[start of SUPPLIED ENTRIES]
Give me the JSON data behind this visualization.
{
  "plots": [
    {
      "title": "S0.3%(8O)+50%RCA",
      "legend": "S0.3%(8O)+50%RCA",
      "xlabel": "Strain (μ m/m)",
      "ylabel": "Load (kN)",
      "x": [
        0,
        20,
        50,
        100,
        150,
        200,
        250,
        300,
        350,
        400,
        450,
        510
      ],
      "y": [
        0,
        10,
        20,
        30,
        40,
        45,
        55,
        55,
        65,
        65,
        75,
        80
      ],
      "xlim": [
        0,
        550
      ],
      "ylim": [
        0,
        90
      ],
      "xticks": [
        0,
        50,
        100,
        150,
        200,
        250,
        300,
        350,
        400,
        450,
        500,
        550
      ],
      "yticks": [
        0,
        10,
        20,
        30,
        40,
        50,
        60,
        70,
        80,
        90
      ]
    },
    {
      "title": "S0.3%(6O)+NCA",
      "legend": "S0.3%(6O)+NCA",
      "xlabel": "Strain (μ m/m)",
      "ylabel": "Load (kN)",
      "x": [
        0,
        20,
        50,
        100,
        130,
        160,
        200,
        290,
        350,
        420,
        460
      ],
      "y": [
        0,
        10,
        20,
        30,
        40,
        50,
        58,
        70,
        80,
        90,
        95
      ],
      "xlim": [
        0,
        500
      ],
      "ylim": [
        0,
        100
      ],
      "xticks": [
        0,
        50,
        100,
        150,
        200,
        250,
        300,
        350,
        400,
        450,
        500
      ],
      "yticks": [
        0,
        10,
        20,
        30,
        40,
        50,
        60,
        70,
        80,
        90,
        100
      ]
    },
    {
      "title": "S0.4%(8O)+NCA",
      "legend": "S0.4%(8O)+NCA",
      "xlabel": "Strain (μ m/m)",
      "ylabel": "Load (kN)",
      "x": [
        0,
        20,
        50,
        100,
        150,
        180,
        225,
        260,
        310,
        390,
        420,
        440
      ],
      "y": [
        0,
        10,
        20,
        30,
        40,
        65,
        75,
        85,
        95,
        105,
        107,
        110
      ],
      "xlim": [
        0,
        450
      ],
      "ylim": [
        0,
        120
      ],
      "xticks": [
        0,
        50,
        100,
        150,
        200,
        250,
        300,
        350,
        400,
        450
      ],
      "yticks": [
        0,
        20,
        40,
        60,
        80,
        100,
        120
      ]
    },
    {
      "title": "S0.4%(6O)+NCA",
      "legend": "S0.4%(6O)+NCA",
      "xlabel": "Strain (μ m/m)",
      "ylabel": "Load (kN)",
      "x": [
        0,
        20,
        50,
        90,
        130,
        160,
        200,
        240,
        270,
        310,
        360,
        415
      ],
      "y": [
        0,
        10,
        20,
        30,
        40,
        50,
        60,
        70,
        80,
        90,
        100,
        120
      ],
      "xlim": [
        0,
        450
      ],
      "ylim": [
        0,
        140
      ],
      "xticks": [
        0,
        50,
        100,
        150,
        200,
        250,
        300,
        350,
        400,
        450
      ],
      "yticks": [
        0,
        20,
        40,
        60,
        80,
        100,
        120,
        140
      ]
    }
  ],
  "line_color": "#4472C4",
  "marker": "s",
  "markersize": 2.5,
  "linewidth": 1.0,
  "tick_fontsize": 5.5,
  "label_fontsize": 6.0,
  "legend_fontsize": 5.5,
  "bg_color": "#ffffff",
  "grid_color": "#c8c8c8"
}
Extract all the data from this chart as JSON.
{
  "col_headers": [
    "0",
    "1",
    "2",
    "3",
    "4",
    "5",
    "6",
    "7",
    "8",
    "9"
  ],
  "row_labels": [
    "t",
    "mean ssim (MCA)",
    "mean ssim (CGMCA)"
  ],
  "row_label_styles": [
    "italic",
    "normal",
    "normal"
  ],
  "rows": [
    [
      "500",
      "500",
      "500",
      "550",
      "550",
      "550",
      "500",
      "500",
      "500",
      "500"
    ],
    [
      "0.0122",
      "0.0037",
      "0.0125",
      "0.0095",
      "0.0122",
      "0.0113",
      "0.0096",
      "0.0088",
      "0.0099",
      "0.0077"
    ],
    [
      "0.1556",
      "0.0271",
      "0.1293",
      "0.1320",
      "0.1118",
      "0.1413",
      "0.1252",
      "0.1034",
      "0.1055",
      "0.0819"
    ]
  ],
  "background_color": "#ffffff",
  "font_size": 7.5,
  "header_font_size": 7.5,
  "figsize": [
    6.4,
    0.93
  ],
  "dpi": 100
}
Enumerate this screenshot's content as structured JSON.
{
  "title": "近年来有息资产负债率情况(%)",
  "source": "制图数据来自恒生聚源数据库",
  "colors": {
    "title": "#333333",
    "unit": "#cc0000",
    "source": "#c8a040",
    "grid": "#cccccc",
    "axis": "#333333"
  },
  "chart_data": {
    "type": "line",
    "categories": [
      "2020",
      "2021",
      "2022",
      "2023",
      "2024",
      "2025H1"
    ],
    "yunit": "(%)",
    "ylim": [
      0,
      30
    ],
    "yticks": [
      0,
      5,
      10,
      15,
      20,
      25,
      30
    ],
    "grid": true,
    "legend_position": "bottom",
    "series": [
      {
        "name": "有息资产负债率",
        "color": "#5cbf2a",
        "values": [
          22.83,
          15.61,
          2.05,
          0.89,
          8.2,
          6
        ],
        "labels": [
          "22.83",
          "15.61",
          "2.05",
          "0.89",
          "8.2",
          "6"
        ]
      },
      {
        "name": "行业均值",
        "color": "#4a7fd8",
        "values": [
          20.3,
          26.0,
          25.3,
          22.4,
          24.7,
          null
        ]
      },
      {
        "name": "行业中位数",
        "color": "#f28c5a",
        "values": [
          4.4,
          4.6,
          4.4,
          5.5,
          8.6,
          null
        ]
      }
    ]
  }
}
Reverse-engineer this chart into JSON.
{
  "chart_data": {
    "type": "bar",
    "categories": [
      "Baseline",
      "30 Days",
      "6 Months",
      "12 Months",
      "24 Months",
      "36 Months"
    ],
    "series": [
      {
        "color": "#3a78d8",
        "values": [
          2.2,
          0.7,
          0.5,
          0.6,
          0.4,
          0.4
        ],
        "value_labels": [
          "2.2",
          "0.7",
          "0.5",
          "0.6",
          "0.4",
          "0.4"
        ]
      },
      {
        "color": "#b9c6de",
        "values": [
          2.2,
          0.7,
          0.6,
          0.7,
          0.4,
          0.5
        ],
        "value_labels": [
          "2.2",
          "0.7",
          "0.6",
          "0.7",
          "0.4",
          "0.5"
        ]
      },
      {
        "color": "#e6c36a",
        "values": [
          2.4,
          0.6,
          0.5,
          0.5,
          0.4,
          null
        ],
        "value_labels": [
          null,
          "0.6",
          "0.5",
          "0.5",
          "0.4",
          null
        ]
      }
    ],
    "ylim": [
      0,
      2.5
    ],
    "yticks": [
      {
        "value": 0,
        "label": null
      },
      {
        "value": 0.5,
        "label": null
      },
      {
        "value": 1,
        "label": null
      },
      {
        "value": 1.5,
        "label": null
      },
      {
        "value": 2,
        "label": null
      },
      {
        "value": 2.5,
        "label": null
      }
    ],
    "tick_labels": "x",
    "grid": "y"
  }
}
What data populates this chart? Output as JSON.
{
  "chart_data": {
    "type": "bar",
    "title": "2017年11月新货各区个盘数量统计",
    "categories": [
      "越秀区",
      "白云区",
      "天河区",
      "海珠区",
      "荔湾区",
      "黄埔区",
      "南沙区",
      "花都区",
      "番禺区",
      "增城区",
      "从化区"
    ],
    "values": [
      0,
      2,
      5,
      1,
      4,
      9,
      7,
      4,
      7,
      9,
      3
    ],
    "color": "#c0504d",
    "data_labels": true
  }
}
[end of SUPPLIED ENTRIES]
**PROMPT**
Begin with the line that contains "What data populates" and end with the last line of the records; set down every line in that span exactly, and nothing else.

**ANSWER TO THIS TASK**
What data populates this chart? Output as JSON.
{
  "chart_data": {
    "type": "bar",
    "title": "2017年11月新货各区个盘数量统计",
    "categories": [
      "越秀区",
      "白云区",
      "天河区",
      "海珠区",
      "荔湾区",
      "黄埔区",
      "南沙区",
      "花都区",
      "番禺区",
      "增城区",
      "从化区"
    ],
    "values": [
      0,
      2,
      5,
      1,
      4,
      9,
      7,
      4,
      7,
      9,
      3
    ],
    "color": "#c0504d",
    "data_labels": true
  }
}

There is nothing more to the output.